#### Exercise directions
Reproduce all of the data exactly.

Dataset items
+ + + + +

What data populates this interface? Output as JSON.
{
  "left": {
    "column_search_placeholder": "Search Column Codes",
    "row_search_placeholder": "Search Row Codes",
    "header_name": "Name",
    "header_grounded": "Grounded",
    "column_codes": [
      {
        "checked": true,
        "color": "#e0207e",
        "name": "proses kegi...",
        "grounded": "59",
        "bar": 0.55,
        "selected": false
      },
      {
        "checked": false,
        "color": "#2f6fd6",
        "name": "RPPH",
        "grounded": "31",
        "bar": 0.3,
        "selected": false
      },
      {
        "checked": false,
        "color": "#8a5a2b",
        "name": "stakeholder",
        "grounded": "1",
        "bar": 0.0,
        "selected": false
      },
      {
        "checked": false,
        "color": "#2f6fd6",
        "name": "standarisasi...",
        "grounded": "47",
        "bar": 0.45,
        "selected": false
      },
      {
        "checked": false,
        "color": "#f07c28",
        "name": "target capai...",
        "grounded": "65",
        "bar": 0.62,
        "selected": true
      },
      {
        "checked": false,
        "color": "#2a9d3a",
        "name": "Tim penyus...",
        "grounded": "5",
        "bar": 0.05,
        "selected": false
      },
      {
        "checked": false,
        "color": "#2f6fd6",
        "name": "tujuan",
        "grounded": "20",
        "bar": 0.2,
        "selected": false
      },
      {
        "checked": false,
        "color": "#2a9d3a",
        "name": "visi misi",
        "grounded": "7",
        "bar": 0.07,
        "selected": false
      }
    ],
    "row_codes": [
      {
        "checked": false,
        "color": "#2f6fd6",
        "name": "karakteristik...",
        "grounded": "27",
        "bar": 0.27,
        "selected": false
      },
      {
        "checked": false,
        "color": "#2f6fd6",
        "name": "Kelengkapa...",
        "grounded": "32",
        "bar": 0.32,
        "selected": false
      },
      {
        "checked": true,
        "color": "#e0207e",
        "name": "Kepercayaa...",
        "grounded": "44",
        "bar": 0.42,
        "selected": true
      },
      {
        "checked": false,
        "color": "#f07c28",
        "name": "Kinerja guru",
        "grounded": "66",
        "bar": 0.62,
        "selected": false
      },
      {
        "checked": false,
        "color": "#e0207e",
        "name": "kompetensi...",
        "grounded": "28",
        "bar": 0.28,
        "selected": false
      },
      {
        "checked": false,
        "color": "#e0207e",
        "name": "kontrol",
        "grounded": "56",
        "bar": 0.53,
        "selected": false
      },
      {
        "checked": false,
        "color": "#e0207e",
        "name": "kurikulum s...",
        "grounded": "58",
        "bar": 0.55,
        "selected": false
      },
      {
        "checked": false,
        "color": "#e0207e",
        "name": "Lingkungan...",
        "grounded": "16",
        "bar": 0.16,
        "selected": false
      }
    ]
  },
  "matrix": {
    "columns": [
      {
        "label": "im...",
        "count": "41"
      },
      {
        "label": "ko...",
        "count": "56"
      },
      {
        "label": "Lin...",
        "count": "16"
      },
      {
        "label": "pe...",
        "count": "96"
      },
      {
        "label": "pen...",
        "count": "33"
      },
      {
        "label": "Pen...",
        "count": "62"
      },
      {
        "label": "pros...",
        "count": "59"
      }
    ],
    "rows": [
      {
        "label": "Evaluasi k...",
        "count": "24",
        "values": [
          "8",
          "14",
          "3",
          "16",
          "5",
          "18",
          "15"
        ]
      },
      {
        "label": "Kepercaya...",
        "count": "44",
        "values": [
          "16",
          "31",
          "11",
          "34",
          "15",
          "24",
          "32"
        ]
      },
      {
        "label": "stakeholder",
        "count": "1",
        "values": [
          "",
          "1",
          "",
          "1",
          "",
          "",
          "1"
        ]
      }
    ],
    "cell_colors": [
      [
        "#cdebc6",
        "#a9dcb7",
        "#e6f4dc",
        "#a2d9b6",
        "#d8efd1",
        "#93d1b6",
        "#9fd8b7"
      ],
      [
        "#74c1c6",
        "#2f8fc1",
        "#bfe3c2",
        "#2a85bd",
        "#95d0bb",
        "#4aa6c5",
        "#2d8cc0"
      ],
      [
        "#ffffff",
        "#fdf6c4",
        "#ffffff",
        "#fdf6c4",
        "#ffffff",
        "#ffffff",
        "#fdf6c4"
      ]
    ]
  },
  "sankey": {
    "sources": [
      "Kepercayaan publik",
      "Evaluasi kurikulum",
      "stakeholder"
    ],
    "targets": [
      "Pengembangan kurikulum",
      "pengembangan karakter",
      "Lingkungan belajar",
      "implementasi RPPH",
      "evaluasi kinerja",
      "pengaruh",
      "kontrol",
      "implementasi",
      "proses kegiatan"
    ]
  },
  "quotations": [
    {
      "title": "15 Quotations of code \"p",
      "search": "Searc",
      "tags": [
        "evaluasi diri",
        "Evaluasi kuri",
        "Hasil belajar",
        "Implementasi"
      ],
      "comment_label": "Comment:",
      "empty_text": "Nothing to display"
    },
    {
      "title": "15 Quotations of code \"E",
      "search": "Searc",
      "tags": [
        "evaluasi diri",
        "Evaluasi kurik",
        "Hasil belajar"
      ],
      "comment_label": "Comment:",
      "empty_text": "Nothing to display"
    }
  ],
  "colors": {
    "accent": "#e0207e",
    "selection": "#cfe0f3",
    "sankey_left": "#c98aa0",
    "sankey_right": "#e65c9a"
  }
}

+ + + + +

#### Problem solution
What data populates this interface? Output as JSON.
{
  "left": {
    "column_search_placeholder": "Search Column Codes",
    "row_search_placeholder": "Search Row Codes",
    "header_name": "Name",
    "header_grounded": "Grounded",
    "column_codes": [
      {
        "checked": true,
        "color": "#e0207e",
        "name": "proses kegi...",
        "grounded": "59",
        "bar": 0.55,
        "selected": false
      },
      {
        "checked": false,
        "color": "#2f6fd6",
        "name": "RPPH",
        "grounded": "31",
        "bar": 0.3,
        "selected": false
      },
      {
        "checked": false,
        "color": "#8a5a2b",
        "name": "stakeholder",
        "grounded": "1",
        "bar": 0.0,
        "selected": false
      },
      {
        "checked": false,
        "color": "#2f6fd6",
        "name": "standarisasi...",
        "grounded": "47",
        "bar": 0.45,
        "selected": false
      },
      {
        "checked": false,
        "color": "#f07c28",
        "name": "target capai...",
        "grounded": "65",
        "bar": 0.62,
        "selected": true
      },
      {
        "checked": false,
        "color": "#2a9d3a",
        "name": "Tim penyus...",
        "grounded": "5",
        "bar": 0.05,
        "selected": false
      },
      {
        "checked": false,
        "color": "#2f6fd6",
        "name": "tujuan",
        "grounded": "20",
        "bar": 0.2,
        "selected": false
      },
      {
        "checked": false,
        "color": "#2a9d3a",
        "name": "visi misi",
        "grounded": "7",
        "bar": 0.07,
        "selected": false
      }
    ],
    "row_codes": [
      {
        "checked": false,
        "color": "#2f6fd6",
        "name": "karakteristik...",
        "grounded": "27",
        "bar": 0.27,
        "selected": false
      },
      {
        "checked": false,
        "color": "#2f6fd6",
        "name": "Kelengkapa...",
        "grounded": "32",
        "bar": 0.32,
        "selected": false
      },
      {
        "checked": true,
        "color": "#e0207e",
        "name": "Kepercayaa...",
        "grounded": "44",
        "bar": 0.42,
        "selected": true
      },
      {
        "checked": false,
        "color": "#f07c28",
        "name": "Kinerja guru",
        "grounded": "66",
        "bar": 0.62,
        "selected": false
      },
      {
        "checked": false,
        "color": "#e0207e",
        "name": "kompetensi...",
        "grounded": "28",
        "bar": 0.28,
        "selected": false
      },
      {
        "checked": false,
        "color": "#e0207e",
        "name": "kontrol",
        "grounded": "56",
        "bar": 0.53,
        "selected": false
      },
      {
        "checked": false,
        "color": "#e0207e",
        "name": "kurikulum s...",
        "grounded": "58",
        "bar": 0.55,
        "selected": false
      },
      {
        "checked": false,
        "color": "#e0207e",
        "name": "Lingkungan...",
        "grounded": "16",
        "bar": 0.16,
        "selected": false
      }
    ]
  },
  "matrix": {
    "columns": [
      {
        "label": "im...",
        "count": "41"
      },
      {
        "label": "ko...",
        "count": "56"
      },
      {
        "label": "Lin...",
        "count": "16"
      },
      {
        "label": "pe...",
        "count": "96"
      },
      {
        "label": "pen...",
        "count": "33"
      },
      {
        "label": "Pen...",
        "count": "62"
      },
      {
        "label": "pros...",
        "count": "59"
      }
    ],
    "rows": [
      {
        "label": "Evaluasi k...",
        "count": "24",
        "values": [
          "8",
          "14",
          "3",
          "16",
          "5",
          "18",
          "15"
        ]
      },
      {
        "label": "Kepercaya...",
        "count": "44",
        "values": [
          "16",
          "31",
          "11",
          "34",
          "15",
          "24",
          "32"
        ]
      },
      {
        "label": "stakeholder",
        "count": "1",
        "values": [
          "",
          "1",
          "",
          "1",
          "",
          "",
          "1"
        ]
      }
    ],
    "cell_colors": [
      [
        "#cdebc6",
        "#a9dcb7",
        "#e6f4dc",
        "#a2d9b6",
        "#d8efd1",
        "#93d1b6",
        "#9fd8b7"
      ],
      [
        "#74c1c6",
        "#2f8fc1",
        "#bfe3c2",
        "#2a85bd",
        "#95d0bb",
        "#4aa6c5",
        "#2d8cc0"
      ],
      [
        "#ffffff",
        "#fdf6c4",
        "#ffffff",
        "#fdf6c4",
        "#ffffff",
        "#ffffff",
        "#fdf6c4"
      ]
    ]
  },
  "sankey": {
    "sources": [
      "Kepercayaan publik",
      "Evaluasi kurikulum",
      "stakeholder"
    ],
    "targets": [
      "Pengembangan kurikulum",
      "pengembangan karakter",
      "Lingkungan belajar",
      "implementasi RPPH",
      "evaluasi kinerja",
      "pengaruh",
      "kontrol",
      "implementasi",
      "proses kegiatan"
    ]
  },
  "quotations": [
    {
      "title": "15 Quotations of code \"p",
      "search": "Searc",
      "tags": [
        "evaluasi diri",
        "Evaluasi kuri",
        "Hasil belajar",
        "Implementasi"
      ],
      "comment_label": "Comment:",
      "empty_text": "Nothing to display"
    },
    {
      "title": "15 Quotations of code \"E",
      "search": "Searc",
      "tags": [
        "evaluasi diri",
        "Evaluasi kurik",
        "Hasil belajar"
      ],
      "comment_label": "Comment:",
      "empty_text": "Nothing to display"
    }
  ],
  "colors": {
    "accent": "#e0207e",
    "selection": "#cfe0f3",
    "sankey_left": "#c98aa0",
    "sankey_right": "#e65c9a"
  }
}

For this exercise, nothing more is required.